[Task prompt] Return the records, each one exactly as written.

(Rows from a figure dataset)
---+---
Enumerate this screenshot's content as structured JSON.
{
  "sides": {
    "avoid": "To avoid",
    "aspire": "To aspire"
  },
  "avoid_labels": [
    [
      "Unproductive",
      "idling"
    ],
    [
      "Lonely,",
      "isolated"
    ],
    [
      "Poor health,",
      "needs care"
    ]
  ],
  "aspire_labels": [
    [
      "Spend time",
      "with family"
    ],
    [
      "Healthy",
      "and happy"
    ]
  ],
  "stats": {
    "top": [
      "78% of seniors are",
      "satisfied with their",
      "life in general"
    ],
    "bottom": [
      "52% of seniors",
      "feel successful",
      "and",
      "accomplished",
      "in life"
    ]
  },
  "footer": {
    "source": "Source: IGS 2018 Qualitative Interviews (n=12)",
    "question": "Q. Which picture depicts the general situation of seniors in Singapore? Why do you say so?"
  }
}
---+---
[Solution to the exercise]
Enumerate this screenshot's content as structured JSON.
{
  "sides": {
    "avoid": "To avoid",
    "aspire": "To aspire"
  },
  "avoid_labels": [
    [
      "Unproductive",
      "idling"
    ],
    [
      "Lonely,",
      "isolated"
    ],
    [
      "Poor health,",
      "needs care"
    ]
  ],
  "aspire_labels": [
    [
      "Spend time",
      "with family"
    ],
    [
      "Healthy",
      "and happy"
    ]
  ],
  "stats": {
    "top": [
      "78% of seniors are",
      "satisfied with their",
      "life in general"
    ],
    "bottom": [
      "52% of seniors",
      "feel successful",
      "and",
      "accomplished",
      "in life"
    ]
  },
  "footer": {
    "source": "Source: IGS 2018 Qualitative Interviews (n=12)",
    "question": "Q. Which picture depicts the general situation of seniors in Singapore? Why do you say so?"
  }
}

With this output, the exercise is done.